╭─ Material provided
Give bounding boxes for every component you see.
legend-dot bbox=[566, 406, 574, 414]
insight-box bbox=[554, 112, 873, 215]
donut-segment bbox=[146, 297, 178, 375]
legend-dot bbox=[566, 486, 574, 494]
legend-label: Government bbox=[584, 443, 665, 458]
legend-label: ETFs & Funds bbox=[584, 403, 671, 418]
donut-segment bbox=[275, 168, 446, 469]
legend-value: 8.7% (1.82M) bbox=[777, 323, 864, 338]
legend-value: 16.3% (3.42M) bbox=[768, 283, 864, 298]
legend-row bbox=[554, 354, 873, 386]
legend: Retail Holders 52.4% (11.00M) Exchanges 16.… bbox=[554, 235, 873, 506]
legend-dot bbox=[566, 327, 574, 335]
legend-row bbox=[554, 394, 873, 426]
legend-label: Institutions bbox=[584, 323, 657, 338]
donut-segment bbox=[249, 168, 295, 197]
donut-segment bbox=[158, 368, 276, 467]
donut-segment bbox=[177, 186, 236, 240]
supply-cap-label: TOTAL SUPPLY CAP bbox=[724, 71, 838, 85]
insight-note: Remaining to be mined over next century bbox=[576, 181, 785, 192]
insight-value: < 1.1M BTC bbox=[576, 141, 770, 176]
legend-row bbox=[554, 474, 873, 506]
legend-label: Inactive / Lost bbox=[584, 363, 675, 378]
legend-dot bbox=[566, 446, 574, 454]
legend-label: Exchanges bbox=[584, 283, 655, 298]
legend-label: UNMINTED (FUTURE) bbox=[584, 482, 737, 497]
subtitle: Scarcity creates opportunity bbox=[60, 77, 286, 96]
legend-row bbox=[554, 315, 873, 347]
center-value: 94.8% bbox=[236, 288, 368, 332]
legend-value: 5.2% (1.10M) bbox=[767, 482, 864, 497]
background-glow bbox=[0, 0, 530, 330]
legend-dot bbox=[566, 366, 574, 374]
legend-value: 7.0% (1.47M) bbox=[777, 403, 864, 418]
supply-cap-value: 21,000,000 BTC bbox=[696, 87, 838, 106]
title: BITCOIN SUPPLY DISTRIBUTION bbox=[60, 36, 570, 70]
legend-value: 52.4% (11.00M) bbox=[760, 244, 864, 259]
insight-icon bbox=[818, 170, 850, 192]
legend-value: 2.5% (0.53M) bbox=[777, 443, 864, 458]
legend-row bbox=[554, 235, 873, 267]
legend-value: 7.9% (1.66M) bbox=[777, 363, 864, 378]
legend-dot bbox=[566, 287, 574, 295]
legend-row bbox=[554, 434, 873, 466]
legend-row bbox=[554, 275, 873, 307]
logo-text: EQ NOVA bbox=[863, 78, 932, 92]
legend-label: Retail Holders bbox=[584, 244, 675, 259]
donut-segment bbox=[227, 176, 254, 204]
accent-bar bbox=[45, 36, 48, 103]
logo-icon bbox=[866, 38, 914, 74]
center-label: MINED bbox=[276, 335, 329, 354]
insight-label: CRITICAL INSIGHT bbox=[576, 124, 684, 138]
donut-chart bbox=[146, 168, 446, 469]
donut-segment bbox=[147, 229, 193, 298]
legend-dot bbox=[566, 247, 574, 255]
╰─
Exercise requirements » Can you rewrite every line of the items above as a numbered list, leaving out any blank lines?

Written solution »
1. Give bounding boxes for every component you see.
2. legend-dot bbox=[566, 406, 574, 414]
3. insight-box bbox=[554, 112, 873, 215]
4. donut-segment bbox=[146, 297, 178, 375]
5. legend-dot bbox=[566, 486, 574, 494]
6. legend-label: Government bbox=[584, 443, 665, 458]
7. legend-label: ETFs & Funds bbox=[584, 403, 671, 418]
8. donut-segment bbox=[275, 168, 446, 469]
9. legend-value: 8.7% (1.82M) bbox=[777, 323, 864, 338]
10. legend-value: 16.3% (3.42M) bbox=[768, 283, 864, 298]
11. legend-row bbox=[554, 354, 873, 386]
12. legend: Retail Holders 52.4% (11.00M) Exchanges 16.… bbox=[554, 235, 873, 506]
13. legend-dot bbox=[566, 327, 574, 335]
14. legend-row bbox=[554, 394, 873, 426]
15. legend-label: Institutions bbox=[584, 323, 657, 338]
16. donut-segment bbox=[249, 168, 295, 197]
17. donut-segment bbox=[158, 368, 276, 467]
18. donut-segment bbox=[177, 186, 236, 240]
19. supply-cap-label: TOTAL SUPPLY CAP bbox=[724, 71, 838, 85]
20. insight-note: Remaining to be mined over next century bbox=[576, 181, 785, 192]
21. insight-value: < 1.1M BTC bbox=[576, 141, 770, 176]
22. legend-row bbox=[554, 474, 873, 506]
23. legend-label: Inactive / Lost bbox=[584, 363, 675, 378]
24. legend-dot bbox=[566, 446, 574, 454]
25. legend-label: Exchanges bbox=[584, 283, 655, 298]
26. legend-label: UNMINTED (FUTURE) bbox=[584, 482, 737, 497]
27. subtitle: Scarcity creates opportunity bbox=[60, 77, 286, 96]
28. legend-row bbox=[554, 315, 873, 347]
29. center-value: 94.8% bbox=[236, 288, 368, 332]
30. legend-value: 5.2% (1.10M) bbox=[767, 482, 864, 497]
31. background-glow bbox=[0, 0, 530, 330]
32. legend-dot bbox=[566, 366, 574, 374]
33. legend-value: 7.0% (1.47M) bbox=[777, 403, 864, 418]
34. supply-cap-value: 21,000,000 BTC bbox=[696, 87, 838, 106]
35. title: BITCOIN SUPPLY DISTRIBUTION bbox=[60, 36, 570, 70]
36. legend-value: 52.4% (11.00M) bbox=[760, 244, 864, 259]
37. insight-icon bbox=[818, 170, 850, 192]
38. legend-value: 2.5% (0.53M) bbox=[777, 443, 864, 458]
39. legend-row bbox=[554, 235, 873, 267]
40. legend-value: 7.9% (1.66M) bbox=[777, 363, 864, 378]
41. legend-dot bbox=[566, 287, 574, 295]
42. legend-row bbox=[554, 434, 873, 466]
43. legend-row bbox=[554, 275, 873, 307]
44. logo-text: EQ NOVA bbox=[863, 78, 932, 92]
45. legend-label: Retail Holders bbox=[584, 244, 675, 259]
46. donut-segment bbox=[227, 176, 254, 204]
47. accent-bar bbox=[45, 36, 48, 103]
48. logo-icon bbox=[866, 38, 914, 74]
49. center-label: MINED bbox=[276, 335, 329, 354]
50. insight-label: CRITICAL INSIGHT bbox=[576, 124, 684, 138]
51. donut-chart bbox=[146, 168, 446, 469]
52. donut-segment bbox=[147, 229, 193, 298]
53. legend-dot bbox=[566, 247, 574, 255]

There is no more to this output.